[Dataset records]
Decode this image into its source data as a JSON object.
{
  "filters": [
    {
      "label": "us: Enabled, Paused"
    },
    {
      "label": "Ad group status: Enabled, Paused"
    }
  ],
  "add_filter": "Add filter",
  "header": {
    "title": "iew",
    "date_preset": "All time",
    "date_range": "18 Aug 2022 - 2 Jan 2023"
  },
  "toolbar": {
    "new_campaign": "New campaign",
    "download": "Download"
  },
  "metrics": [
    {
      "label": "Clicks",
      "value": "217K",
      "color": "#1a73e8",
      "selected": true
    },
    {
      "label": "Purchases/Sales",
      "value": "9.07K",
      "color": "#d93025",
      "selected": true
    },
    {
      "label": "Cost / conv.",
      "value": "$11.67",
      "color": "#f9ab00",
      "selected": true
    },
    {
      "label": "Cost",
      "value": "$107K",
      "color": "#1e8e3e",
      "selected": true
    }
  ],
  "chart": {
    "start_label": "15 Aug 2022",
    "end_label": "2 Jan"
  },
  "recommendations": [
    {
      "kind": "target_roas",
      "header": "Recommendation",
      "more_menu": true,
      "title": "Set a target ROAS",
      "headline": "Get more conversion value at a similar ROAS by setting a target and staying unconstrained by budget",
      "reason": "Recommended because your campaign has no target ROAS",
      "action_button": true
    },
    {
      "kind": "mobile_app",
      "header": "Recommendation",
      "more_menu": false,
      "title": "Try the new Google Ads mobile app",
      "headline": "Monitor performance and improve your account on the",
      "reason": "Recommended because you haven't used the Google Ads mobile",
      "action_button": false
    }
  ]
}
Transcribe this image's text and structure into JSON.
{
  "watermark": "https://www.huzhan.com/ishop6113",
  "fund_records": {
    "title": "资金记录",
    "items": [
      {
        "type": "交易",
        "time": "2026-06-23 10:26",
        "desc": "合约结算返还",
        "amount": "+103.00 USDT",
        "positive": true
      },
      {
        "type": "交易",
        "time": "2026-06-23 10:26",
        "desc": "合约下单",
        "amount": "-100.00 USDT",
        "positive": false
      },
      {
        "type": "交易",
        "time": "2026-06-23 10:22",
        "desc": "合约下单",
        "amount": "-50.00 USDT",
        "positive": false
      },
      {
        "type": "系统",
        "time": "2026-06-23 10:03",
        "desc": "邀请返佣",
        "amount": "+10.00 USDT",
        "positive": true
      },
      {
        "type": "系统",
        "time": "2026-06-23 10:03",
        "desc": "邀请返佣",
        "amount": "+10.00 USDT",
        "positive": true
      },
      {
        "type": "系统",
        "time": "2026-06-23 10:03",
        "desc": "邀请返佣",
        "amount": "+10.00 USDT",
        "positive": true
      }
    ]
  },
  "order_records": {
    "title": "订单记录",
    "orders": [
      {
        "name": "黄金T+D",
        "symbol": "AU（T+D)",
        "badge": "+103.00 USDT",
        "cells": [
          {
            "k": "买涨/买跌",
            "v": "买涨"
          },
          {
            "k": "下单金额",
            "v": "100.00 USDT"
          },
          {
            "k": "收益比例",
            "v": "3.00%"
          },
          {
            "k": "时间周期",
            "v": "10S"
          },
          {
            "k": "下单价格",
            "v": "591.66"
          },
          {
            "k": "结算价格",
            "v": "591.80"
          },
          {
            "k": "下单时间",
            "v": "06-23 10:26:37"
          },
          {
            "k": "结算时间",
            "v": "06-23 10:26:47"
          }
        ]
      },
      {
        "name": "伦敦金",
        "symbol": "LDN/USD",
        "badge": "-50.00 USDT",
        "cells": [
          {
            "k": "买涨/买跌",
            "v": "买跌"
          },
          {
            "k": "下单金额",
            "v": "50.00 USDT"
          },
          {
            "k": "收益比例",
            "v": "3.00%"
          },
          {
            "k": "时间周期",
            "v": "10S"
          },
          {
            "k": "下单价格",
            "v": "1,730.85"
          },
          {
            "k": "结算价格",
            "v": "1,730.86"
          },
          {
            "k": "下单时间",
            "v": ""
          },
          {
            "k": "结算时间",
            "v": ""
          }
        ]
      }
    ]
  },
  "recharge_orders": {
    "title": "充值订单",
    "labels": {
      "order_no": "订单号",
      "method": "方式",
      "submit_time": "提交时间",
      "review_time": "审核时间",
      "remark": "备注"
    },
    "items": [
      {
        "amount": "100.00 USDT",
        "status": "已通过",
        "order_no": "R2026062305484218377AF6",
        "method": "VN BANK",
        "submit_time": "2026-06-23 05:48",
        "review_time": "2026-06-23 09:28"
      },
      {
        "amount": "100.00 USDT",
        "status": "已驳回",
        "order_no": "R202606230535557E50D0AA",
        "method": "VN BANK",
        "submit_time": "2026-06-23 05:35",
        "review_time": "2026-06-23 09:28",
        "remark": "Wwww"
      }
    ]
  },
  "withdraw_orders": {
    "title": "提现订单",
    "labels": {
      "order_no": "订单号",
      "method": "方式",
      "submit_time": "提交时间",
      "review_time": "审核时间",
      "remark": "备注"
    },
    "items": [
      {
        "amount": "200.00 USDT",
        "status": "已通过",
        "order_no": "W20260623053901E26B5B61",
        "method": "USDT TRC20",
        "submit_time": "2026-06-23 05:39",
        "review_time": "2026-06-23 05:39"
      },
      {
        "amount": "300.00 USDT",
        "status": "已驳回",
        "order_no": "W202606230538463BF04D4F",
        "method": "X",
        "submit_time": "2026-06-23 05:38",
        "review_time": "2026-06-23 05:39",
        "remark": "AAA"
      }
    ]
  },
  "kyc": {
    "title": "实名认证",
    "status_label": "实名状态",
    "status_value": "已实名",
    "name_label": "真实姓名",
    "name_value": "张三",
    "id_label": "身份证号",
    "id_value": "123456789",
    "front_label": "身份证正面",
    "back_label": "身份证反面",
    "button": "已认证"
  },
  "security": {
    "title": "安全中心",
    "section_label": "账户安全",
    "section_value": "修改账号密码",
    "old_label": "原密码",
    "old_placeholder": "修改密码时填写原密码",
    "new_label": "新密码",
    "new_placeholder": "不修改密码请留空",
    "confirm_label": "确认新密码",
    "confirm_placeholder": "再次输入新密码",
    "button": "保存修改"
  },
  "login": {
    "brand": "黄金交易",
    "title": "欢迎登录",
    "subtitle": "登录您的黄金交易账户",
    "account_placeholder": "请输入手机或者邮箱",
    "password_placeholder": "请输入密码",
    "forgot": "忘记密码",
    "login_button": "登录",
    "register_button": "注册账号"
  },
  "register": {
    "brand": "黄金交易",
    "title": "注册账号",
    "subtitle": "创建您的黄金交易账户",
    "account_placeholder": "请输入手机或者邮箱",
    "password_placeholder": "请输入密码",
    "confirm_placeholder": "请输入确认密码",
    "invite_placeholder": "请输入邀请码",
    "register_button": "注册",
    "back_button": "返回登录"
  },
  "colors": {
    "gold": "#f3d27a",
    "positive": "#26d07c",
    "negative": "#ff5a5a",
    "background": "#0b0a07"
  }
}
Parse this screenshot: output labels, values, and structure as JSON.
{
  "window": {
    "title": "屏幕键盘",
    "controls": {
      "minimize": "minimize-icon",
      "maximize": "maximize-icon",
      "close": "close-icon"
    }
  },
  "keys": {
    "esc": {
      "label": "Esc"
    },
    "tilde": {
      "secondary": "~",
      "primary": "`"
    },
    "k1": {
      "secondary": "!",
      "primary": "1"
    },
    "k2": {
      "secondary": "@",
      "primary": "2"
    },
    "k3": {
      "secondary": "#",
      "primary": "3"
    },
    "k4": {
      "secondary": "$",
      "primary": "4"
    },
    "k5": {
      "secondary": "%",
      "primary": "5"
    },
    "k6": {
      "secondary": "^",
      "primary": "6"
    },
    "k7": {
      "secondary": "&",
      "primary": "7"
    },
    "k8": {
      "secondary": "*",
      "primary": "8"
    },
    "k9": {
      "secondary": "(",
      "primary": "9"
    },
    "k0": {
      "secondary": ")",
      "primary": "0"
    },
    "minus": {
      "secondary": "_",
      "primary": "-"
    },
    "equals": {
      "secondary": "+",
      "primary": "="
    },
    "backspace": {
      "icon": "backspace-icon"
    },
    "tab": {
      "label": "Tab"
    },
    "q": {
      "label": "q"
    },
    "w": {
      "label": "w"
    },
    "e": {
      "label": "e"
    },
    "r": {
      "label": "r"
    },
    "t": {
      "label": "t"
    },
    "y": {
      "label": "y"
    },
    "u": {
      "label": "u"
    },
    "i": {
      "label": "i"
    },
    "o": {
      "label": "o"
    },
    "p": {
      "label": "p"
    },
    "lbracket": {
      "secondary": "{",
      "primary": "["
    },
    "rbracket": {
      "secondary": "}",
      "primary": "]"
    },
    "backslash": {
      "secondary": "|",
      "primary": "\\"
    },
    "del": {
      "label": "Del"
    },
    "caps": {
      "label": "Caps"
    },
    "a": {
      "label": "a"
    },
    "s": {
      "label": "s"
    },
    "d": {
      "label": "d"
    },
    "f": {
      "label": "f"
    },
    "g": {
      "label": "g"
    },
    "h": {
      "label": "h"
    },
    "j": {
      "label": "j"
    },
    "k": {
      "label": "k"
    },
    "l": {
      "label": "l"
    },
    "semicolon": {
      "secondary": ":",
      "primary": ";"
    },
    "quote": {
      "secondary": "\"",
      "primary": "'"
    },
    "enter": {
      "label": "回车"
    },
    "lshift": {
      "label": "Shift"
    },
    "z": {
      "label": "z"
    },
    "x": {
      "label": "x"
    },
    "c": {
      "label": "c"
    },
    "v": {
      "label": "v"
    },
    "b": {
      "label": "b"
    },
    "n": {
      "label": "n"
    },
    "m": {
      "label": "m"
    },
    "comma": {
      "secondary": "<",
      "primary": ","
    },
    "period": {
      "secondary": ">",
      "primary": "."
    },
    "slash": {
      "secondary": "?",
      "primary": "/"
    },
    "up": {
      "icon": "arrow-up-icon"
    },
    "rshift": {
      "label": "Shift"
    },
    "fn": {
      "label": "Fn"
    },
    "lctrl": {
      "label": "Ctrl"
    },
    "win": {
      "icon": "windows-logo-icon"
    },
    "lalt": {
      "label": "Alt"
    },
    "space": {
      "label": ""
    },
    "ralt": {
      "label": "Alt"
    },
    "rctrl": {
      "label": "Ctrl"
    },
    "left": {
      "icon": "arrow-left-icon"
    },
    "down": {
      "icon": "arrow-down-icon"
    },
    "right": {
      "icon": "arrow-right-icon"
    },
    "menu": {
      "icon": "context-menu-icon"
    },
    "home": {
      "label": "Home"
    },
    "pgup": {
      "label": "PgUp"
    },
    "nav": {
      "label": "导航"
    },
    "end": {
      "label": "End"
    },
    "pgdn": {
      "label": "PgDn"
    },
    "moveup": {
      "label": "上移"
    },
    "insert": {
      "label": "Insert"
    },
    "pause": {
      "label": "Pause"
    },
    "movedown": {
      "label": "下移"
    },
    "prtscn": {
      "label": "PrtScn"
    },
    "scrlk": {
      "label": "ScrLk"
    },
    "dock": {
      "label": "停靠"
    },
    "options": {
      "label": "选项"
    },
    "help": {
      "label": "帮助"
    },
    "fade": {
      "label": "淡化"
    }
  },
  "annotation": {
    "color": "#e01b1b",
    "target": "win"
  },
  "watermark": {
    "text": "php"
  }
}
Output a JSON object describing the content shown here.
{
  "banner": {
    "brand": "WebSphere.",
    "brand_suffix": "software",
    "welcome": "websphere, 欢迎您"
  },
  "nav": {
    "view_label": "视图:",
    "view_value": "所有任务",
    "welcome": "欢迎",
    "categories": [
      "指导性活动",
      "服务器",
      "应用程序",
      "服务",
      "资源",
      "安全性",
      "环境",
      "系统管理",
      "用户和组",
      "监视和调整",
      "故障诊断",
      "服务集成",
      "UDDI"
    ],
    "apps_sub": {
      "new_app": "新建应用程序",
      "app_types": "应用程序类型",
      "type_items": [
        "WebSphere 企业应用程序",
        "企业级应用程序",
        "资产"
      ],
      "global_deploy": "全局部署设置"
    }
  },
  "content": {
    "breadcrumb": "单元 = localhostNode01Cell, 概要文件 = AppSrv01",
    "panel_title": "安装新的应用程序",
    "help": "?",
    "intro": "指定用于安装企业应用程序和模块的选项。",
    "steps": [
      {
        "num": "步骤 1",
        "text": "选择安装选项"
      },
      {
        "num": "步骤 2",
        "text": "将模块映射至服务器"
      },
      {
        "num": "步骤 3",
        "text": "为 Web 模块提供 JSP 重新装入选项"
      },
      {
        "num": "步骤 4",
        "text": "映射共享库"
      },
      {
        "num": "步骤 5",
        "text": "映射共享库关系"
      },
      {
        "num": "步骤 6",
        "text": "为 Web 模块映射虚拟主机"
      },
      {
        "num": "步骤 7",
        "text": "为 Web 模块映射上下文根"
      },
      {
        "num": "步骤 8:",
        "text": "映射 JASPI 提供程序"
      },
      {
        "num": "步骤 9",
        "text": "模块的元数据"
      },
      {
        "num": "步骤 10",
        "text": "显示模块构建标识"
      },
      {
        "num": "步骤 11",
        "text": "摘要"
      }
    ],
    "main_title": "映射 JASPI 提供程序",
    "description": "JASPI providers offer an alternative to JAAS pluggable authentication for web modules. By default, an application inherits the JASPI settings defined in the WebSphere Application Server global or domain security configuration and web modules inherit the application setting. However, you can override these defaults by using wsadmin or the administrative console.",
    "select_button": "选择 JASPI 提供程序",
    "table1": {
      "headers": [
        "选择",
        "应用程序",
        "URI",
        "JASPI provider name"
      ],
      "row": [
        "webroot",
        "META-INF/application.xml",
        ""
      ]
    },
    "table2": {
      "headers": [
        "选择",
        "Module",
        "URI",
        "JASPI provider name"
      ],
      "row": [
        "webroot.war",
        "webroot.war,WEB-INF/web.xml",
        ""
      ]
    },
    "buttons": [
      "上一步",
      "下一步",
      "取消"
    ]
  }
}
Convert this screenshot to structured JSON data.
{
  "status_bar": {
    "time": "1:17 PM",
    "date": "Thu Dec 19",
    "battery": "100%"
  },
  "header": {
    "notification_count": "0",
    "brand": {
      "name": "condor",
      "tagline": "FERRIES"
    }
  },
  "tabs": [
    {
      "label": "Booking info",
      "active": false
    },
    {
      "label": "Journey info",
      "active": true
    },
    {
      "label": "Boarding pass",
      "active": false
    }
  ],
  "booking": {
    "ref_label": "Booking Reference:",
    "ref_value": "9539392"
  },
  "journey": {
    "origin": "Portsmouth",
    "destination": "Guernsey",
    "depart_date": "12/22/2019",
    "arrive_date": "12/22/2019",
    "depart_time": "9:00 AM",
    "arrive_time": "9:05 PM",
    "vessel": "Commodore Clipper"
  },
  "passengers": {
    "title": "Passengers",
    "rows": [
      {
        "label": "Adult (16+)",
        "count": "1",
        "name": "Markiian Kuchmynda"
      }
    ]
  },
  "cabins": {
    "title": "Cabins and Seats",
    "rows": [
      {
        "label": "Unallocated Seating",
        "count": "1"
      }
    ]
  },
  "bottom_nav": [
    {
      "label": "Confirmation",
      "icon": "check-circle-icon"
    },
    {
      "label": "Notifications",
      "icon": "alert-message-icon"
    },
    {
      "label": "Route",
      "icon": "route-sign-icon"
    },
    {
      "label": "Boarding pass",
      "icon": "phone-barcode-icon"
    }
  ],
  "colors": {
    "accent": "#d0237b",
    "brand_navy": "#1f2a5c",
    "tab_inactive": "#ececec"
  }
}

**Directions for this task**
All lines from the one containing "Convert this screenshot" through the final line of the listing above are to be reproduced exactly; include both and add nothing.

**Task output**
Convert this screenshot to structured JSON data.
{
  "status_bar": {
    "time": "1:17 PM",
    "date": "Thu Dec 19",
    "battery": "100%"
  },
  "header": {
    "notification_count": "0",
    "brand": {
      "name": "condor",
      "tagline": "FERRIES"
    }
  },
  "tabs": [
    {
      "label": "Booking info",
      "active": false
    },
    {
      "label": "Journey info",
      "active": true
    },
    {
      "label": "Boarding pass",
      "active": false
    }
  ],
  "booking": {
    "ref_label": "Booking Reference:",
    "ref_value": "9539392"
  },
  "journey": {
    "origin": "Portsmouth",
    "destination": "Guernsey",
    "depart_date": "12/22/2019",
    "arrive_date": "12/22/2019",
    "depart_time": "9:00 AM",
    "arrive_time": "9:05 PM",
    "vessel": "Commodore Clipper"
  },
  "passengers": {
    "title": "Passengers",
    "rows": [
      {
        "label": "Adult (16+)",
        "count": "1",
        "name": "Markiian Kuchmynda"
      }
    ]
  },
  "cabins": {
    "title": "Cabins and Seats",
    "rows": [
      {
        "label": "Unallocated Seating",
        "count": "1"
      }
    ]
  },
  "bottom_nav": [
    {
      "label": "Confirmation",
      "icon": "check-circle-icon"
    },
    {
      "label": "Notifications",
      "icon": "alert-message-icon"
    },
    {
      "label": "Route",
      "icon": "route-sign-icon"
    },
    {
      "label": "Boarding pass",
      "icon": "phone-barcode-icon"
    }
  ],
  "colors": {
    "accent": "#d0237b",
    "brand_navy": "#1f2a5c",
    "tab_inactive": "#ececec"
  }
}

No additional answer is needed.